### Source data
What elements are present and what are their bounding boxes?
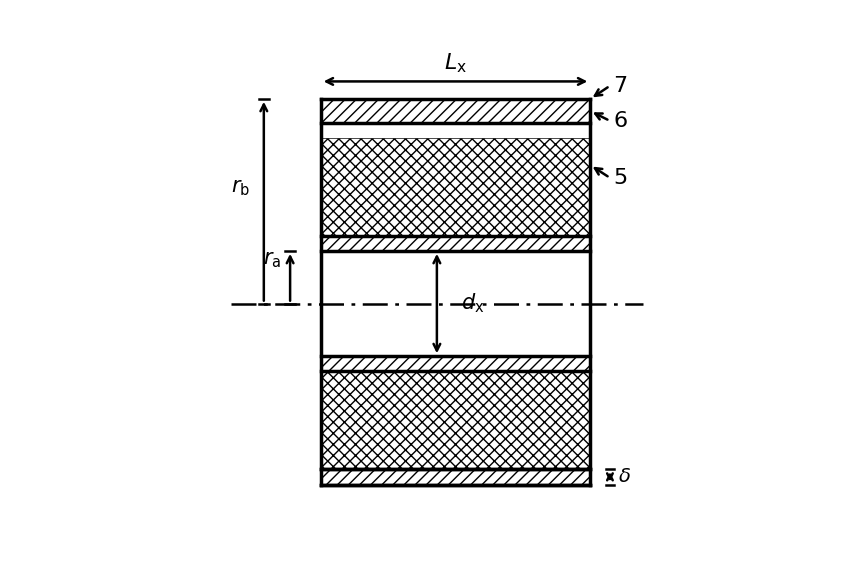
Text: 6: 6 bbox=[613, 111, 627, 131]
Bar bbox=[321, 356, 591, 372]
Text: $r_{\rm a}$: $r_{\rm a}$ bbox=[263, 250, 281, 270]
Text: $L_{\rm x}$: $L_{\rm x}$ bbox=[444, 51, 467, 75]
Bar bbox=[321, 99, 591, 485]
Text: $r_{\rm b}$: $r_{\rm b}$ bbox=[232, 178, 251, 198]
Bar bbox=[321, 236, 591, 251]
Bar bbox=[321, 372, 591, 469]
Text: 5: 5 bbox=[613, 168, 628, 188]
Text: 7: 7 bbox=[613, 76, 627, 96]
Bar bbox=[321, 138, 591, 236]
Bar bbox=[321, 236, 591, 251]
Text: $\delta$: $\delta$ bbox=[618, 467, 631, 486]
Bar bbox=[321, 469, 591, 485]
Bar bbox=[321, 123, 591, 251]
Bar bbox=[321, 99, 591, 123]
Text: $d_{\rm x}$: $d_{\rm x}$ bbox=[461, 292, 485, 315]
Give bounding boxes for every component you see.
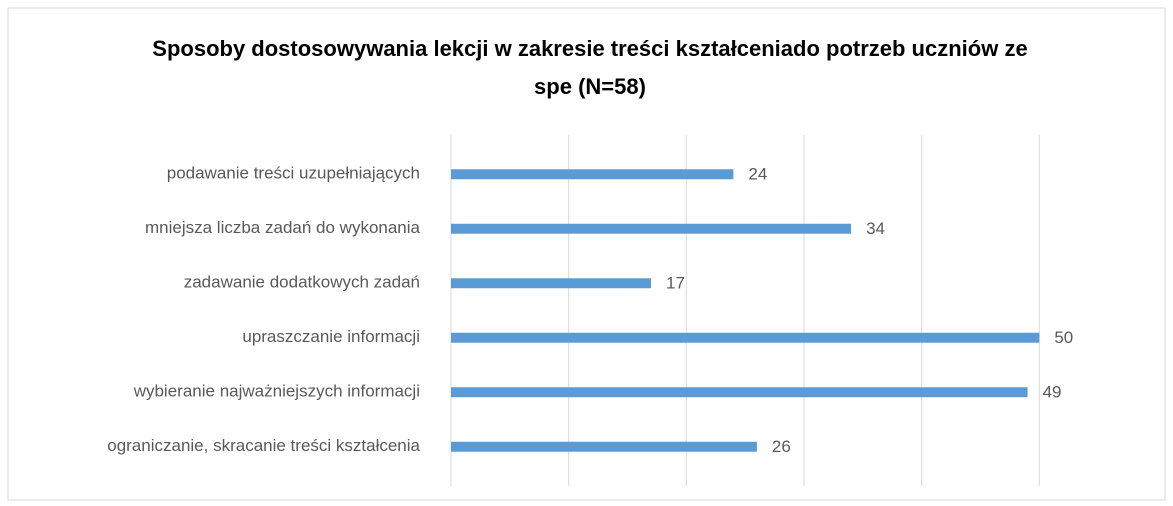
######
Problem to work on: Return every row above unchanged, line for line, and leave out the pictures.

Answer:
What elements are present and what are their bounding boxes?
Text: 6: 6 bbox=[613, 111, 627, 131]
Bar bbox=[321, 356, 591, 372]
Text: $r_{\rm a}$: $r_{\rm a}$ bbox=[263, 250, 281, 270]
Text: $L_{\rm x}$: $L_{\rm x}$ bbox=[444, 51, 467, 75]
Bar bbox=[321, 99, 591, 485]
Text: $r_{\rm b}$: $r_{\rm b}$ bbox=[232, 178, 251, 198]
Bar bbox=[321, 236, 591, 251]
Bar bbox=[321, 372, 591, 469]
Text: 5: 5 bbox=[613, 168, 628, 188]
Text: 7: 7 bbox=[613, 76, 627, 96]
Bar bbox=[321, 138, 591, 236]
Bar bbox=[321, 236, 591, 251]
Text: $\delta$: $\delta$ bbox=[618, 467, 631, 486]
Bar bbox=[321, 469, 591, 485]
Bar bbox=[321, 123, 591, 251]
Bar bbox=[321, 99, 591, 123]
Text: $d_{\rm x}$: $d_{\rm x}$ bbox=[461, 292, 485, 315]
Give bounding boxes for every component you see.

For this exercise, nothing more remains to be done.